§ **Entries shown**:
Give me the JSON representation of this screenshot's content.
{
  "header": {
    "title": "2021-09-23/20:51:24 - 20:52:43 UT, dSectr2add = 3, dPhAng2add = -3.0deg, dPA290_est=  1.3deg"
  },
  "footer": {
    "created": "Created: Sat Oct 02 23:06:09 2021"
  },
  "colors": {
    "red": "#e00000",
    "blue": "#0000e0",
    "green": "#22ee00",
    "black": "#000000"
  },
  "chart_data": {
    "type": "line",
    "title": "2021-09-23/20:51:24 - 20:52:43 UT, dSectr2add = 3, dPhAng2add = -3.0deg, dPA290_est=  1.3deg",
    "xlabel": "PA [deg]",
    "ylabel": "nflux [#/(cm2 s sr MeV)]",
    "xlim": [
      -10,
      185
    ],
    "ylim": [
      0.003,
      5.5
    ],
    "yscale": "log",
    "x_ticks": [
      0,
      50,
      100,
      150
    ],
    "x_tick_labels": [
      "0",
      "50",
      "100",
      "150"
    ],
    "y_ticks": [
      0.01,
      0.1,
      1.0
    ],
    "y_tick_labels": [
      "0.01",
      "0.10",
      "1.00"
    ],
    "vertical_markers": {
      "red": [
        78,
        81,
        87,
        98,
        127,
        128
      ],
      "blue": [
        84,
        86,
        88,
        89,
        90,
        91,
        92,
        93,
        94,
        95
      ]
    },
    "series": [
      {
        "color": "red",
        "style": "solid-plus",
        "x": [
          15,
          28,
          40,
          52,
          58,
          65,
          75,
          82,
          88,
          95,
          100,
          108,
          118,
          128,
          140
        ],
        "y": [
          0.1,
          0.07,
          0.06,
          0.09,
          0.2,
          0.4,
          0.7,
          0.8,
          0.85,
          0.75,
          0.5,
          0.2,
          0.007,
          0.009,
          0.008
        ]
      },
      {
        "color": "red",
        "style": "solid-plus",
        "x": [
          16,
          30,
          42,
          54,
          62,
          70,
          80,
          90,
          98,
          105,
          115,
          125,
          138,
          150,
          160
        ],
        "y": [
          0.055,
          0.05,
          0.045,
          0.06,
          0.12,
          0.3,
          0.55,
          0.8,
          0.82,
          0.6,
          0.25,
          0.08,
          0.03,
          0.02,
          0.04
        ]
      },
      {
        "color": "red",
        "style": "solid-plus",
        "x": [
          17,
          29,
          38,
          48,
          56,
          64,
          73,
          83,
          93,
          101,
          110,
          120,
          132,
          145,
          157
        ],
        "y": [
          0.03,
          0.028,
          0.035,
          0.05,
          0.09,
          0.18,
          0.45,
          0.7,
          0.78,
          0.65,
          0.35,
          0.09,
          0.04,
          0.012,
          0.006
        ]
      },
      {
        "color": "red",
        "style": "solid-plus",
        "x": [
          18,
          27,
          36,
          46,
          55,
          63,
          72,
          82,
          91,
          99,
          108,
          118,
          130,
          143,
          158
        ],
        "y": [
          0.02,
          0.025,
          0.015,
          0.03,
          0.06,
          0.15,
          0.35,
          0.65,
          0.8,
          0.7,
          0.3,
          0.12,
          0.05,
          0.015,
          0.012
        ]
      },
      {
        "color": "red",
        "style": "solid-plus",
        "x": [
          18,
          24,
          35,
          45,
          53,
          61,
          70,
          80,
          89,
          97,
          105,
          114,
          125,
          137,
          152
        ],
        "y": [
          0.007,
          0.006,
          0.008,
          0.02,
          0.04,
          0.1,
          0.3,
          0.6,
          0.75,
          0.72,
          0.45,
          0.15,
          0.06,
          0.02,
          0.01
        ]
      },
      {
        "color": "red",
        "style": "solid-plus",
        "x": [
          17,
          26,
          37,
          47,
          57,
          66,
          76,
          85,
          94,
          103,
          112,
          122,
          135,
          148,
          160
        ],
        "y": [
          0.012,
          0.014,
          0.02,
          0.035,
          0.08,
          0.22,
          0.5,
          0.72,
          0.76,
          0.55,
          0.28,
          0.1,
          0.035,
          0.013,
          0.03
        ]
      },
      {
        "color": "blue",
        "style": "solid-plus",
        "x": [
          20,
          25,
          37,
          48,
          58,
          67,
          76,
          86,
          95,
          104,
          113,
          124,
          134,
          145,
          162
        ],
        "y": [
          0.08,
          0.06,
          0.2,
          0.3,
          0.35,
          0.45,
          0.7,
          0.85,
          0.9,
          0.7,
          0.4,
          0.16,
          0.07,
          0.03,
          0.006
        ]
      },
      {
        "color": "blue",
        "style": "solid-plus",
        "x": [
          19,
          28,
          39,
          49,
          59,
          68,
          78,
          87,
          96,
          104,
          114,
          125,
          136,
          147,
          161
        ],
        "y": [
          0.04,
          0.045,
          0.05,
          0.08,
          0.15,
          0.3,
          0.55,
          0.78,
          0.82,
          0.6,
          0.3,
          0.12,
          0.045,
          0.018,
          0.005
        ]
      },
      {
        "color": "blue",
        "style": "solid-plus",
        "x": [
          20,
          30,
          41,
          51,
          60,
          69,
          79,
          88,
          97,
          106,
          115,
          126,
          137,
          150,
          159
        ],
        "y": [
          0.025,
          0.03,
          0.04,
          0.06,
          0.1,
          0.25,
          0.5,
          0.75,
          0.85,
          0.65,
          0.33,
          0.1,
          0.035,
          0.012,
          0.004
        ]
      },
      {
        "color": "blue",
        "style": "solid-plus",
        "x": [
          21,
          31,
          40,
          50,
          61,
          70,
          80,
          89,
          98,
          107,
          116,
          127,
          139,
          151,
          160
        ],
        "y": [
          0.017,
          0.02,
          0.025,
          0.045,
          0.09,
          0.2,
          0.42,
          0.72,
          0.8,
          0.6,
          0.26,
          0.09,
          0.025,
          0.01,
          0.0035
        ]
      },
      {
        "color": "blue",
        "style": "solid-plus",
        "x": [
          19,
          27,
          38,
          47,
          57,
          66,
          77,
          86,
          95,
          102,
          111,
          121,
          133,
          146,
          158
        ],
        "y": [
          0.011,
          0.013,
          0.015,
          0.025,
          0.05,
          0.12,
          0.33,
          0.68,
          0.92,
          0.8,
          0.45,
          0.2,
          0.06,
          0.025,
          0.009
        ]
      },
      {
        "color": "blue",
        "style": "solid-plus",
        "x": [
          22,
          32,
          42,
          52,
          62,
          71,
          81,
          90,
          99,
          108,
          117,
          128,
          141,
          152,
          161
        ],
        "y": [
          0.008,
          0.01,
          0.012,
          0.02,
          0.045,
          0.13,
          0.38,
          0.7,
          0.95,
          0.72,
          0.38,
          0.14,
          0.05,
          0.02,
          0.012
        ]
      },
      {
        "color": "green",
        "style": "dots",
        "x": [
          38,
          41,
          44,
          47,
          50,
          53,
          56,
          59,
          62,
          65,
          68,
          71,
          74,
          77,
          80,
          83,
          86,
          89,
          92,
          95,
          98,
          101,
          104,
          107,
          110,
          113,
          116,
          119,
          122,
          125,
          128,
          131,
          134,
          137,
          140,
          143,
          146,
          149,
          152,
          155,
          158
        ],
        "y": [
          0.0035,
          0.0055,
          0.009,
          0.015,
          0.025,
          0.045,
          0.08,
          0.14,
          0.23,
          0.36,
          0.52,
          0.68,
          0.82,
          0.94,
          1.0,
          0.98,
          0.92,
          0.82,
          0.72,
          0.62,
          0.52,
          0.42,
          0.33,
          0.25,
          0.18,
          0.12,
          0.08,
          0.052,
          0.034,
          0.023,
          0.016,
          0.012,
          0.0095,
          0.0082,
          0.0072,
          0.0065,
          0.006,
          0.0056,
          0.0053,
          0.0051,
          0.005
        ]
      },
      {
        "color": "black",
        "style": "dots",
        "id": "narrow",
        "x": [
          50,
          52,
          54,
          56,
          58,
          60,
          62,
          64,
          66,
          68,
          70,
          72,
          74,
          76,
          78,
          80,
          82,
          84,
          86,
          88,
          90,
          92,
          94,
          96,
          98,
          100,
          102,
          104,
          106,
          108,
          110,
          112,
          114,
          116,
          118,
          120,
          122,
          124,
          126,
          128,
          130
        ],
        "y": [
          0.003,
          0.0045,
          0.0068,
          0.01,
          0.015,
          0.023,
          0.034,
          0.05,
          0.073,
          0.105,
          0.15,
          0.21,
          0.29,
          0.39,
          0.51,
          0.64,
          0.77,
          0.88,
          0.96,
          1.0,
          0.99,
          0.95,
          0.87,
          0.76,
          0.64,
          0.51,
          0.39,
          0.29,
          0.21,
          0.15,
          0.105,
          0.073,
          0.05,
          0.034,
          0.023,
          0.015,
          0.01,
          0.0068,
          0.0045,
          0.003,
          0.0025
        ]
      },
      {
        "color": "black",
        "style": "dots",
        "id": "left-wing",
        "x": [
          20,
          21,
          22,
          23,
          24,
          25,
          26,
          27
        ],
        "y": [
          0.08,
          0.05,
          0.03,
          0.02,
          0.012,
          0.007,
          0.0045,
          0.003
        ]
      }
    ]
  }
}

§ **Brief**: Filter out all lines lacking the word "title" and copy the rest.

§ **Solved exercise**:
    "title": "2021-09-23/20:51:24 - 20:52:43 UT, dSectr2add = 3, dPhAng2add = -3.0deg, dPA290_est=  1.3deg"
    "title": "2021-09-23/20:51:24 - 20:52:43 UT, dSectr2add = 3, dPhAng2add = -3.0deg, dPA290_est=  1.3deg",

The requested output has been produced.